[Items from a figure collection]
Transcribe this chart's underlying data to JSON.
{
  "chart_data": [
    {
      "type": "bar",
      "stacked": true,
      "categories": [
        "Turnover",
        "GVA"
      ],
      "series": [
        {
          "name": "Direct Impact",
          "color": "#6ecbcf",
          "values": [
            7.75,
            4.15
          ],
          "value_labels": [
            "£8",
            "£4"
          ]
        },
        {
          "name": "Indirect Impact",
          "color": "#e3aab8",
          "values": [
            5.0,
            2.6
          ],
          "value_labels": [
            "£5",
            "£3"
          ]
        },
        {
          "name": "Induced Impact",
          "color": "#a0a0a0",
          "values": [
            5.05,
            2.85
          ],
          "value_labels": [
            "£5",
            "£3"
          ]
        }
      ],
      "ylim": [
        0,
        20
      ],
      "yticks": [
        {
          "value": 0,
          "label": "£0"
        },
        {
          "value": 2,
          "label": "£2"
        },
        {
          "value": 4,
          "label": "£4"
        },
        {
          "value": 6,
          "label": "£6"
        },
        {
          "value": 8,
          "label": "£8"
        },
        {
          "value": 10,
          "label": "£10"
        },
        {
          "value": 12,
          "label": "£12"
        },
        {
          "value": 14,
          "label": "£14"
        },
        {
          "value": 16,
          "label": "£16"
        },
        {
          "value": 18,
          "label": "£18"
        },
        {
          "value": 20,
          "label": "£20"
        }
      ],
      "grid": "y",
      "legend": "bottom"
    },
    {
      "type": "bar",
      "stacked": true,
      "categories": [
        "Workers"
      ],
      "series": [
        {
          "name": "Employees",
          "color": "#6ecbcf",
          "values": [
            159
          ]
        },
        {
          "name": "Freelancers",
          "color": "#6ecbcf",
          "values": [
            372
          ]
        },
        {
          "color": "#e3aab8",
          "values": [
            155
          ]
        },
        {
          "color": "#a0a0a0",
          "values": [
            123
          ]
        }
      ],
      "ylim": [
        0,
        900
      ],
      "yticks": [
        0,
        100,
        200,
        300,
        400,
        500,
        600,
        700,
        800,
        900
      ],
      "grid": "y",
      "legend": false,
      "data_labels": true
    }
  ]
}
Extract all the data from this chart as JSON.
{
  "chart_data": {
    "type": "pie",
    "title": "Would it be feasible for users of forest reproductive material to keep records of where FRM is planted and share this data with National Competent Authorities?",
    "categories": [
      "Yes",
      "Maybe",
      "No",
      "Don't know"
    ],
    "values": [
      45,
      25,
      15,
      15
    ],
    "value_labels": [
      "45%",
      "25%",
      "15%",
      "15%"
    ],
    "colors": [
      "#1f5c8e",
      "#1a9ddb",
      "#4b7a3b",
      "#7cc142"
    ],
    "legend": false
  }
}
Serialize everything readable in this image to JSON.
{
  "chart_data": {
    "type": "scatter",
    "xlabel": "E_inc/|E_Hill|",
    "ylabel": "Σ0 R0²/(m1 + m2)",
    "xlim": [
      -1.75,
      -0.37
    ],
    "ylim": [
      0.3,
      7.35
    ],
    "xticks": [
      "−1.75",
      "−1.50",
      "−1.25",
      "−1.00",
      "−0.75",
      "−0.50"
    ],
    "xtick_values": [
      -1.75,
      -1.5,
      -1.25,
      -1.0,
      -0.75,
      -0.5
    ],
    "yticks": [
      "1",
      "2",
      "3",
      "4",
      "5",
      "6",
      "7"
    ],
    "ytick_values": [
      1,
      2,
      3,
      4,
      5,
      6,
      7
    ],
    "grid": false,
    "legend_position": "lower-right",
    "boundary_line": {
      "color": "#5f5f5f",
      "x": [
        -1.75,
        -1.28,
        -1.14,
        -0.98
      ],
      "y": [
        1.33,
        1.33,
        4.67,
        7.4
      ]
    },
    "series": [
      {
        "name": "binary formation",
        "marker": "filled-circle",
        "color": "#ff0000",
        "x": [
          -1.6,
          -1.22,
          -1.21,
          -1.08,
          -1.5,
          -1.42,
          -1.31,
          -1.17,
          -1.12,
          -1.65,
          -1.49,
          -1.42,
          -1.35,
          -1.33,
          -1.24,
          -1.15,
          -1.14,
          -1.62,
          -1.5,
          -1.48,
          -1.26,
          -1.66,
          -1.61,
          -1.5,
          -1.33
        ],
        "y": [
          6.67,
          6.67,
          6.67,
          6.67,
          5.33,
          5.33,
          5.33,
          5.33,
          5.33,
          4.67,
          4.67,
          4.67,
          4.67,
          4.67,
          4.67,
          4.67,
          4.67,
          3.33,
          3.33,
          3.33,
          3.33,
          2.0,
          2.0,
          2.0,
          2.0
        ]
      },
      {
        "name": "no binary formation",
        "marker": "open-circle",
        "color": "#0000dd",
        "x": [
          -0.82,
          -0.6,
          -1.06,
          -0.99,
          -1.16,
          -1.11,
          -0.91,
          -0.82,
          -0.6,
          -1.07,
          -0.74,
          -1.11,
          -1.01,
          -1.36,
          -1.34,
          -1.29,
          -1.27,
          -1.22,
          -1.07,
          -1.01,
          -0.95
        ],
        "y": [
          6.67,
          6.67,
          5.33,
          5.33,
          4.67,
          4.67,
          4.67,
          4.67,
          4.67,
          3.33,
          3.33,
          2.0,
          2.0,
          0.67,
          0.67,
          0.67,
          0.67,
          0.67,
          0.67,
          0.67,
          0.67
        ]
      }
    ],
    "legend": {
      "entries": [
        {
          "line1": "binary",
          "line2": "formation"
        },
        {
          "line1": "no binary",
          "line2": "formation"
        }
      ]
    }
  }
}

* _EXERCISE DETAILS_
Every entry needs to be retyped exactly.

* _WRITTEN SOLUTION_
Transcribe this chart's underlying data to JSON.
{
  "chart_data": [
    {
      "type": "bar",
      "stacked": true,
      "categories": [
        "Turnover",
        "GVA"
      ],
      "series": [
        {
          "name": "Direct Impact",
          "color": "#6ecbcf",
          "values": [
            7.75,
            4.15
          ],
          "value_labels": [
            "£8",
            "£4"
          ]
        },
        {
          "name": "Indirect Impact",
          "color": "#e3aab8",
          "values": [
            5.0,
            2.6
          ],
          "value_labels": [
            "£5",
            "£3"
          ]
        },
        {
          "name": "Induced Impact",
          "color": "#a0a0a0",
          "values": [
            5.05,
            2.85
          ],
          "value_labels": [
            "£5",
            "£3"
          ]
        }
      ],
      "ylim": [
        0,
        20
      ],
      "yticks": [
        {
          "value": 0,
          "label": "£0"
        },
        {
          "value": 2,
          "label": "£2"
        },
        {
          "value": 4,
          "label": "£4"
        },
        {
          "value": 6,
          "label": "£6"
        },
        {
          "value": 8,
          "label": "£8"
        },
        {
          "value": 10,
          "label": "£10"
        },
        {
          "value": 12,
          "label": "£12"
        },
        {
          "value": 14,
          "label": "£14"
        },
        {
          "value": 16,
          "label": "£16"
        },
        {
          "value": 18,
          "label": "£18"
        },
        {
          "value": 20,
          "label": "£20"
        }
      ],
      "grid": "y",
      "legend": "bottom"
    },
    {
      "type": "bar",
      "stacked": true,
      "categories": [
        "Workers"
      ],
      "series": [
        {
          "name": "Employees",
          "color": "#6ecbcf",
          "values": [
            159
          ]
        },
        {
          "name": "Freelancers",
          "color": "#6ecbcf",
          "values": [
            372
          ]
        },
        {
          "color": "#e3aab8",
          "values": [
            155
          ]
        },
        {
          "color": "#a0a0a0",
          "values": [
            123
          ]
        }
      ],
      "ylim": [
        0,
        900
      ],
      "yticks": [
        0,
        100,
        200,
        300,
        400,
        500,
        600,
        700,
        800,
        900
      ],
      "grid": "y",
      "legend": false,
      "data_labels": true
    }
  ]
}
Extract all the data from this chart as JSON.
{
  "chart_data": {
    "type": "pie",
    "title": "Would it be feasible for users of forest reproductive material to keep records of where FRM is planted and share this data with National Competent Authorities?",
    "categories": [
      "Yes",
      "Maybe",
      "No",
      "Don't know"
    ],
    "values": [
      45,
      25,
      15,
      15
    ],
    "value_labels": [
      "45%",
      "25%",
      "15%",
      "15%"
    ],
    "colors": [
      "#1f5c8e",
      "#1a9ddb",
      "#4b7a3b",
      "#7cc142"
    ],
    "legend": false
  }
}
Serialize everything readable in this image to JSON.
{
  "chart_data": {
    "type": "scatter",
    "xlabel": "E_inc/|E_Hill|",
    "ylabel": "Σ0 R0²/(m1 + m2)",
    "xlim": [
      -1.75,
      -0.37
    ],
    "ylim": [
      0.3,
      7.35
    ],
    "xticks": [
      "−1.75",
      "−1.50",
      "−1.25",
      "−1.00",
      "−0.75",
      "−0.50"
    ],
    "xtick_values": [
      -1.75,
      -1.5,
      -1.25,
      -1.0,
      -0.75,
      -0.5
    ],
    "yticks": [
      "1",
      "2",
      "3",
      "4",
      "5",
      "6",
      "7"
    ],
    "ytick_values": [
      1,
      2,
      3,
      4,
      5,
      6,
      7
    ],
    "grid": false,
    "legend_position": "lower-right",
    "boundary_line": {
      "color": "#5f5f5f",
      "x": [
        -1.75,
        -1.28,
        -1.14,
        -0.98
      ],
      "y": [
        1.33,
        1.33,
        4.67,
        7.4
      ]
    },
    "series": [
      {
        "name": "binary formation",
        "marker": "filled-circle",
        "color": "#ff0000",
        "x": [
          -1.6,
          -1.22,
          -1.21,
          -1.08,
          -1.5,
          -1.42,
          -1.31,
          -1.17,
          -1.12,
          -1.65,
          -1.49,
          -1.42,
          -1.35,
          -1.33,
          -1.24,
          -1.15,
          -1.14,
          -1.62,
          -1.5,
          -1.48,
          -1.26,
          -1.66,
          -1.61,
          -1.5,
          -1.33
        ],
        "y": [
          6.67,
          6.67,
          6.67,
          6.67,
          5.33,
          5.33,
          5.33,
          5.33,
          5.33,
          4.67,
          4.67,
          4.67,
          4.67,
          4.67,
          4.67,
          4.67,
          4.67,
          3.33,
          3.33,
          3.33,
          3.33,
          2.0,
          2.0,
          2.0,
          2.0
        ]
      },
      {
        "name": "no binary formation",
        "marker": "open-circle",
        "color": "#0000dd",
        "x": [
          -0.82,
          -0.6,
          -1.06,
          -0.99,
          -1.16,
          -1.11,
          -0.91,
          -0.82,
          -0.6,
          -1.07,
          -0.74,
          -1.11,
          -1.01,
          -1.36,
          -1.34,
          -1.29,
          -1.27,
          -1.22,
          -1.07,
          -1.01,
          -0.95
        ],
        "y": [
          6.67,
          6.67,
          5.33,
          5.33,
          4.67,
          4.67,
          4.67,
          4.67,
          4.67,
          3.33,
          3.33,
          2.0,
          2.0,
          0.67,
          0.67,
          0.67,
          0.67,
          0.67,
          0.67,
          0.67,
          0.67
        ]
      }
    ],
    "legend": {
      "entries": [
        {
          "line1": "binary",
          "line2": "formation"
        },
        {
          "line1": "no binary",
          "line2": "formation"
        }
      ]
    }
  }
}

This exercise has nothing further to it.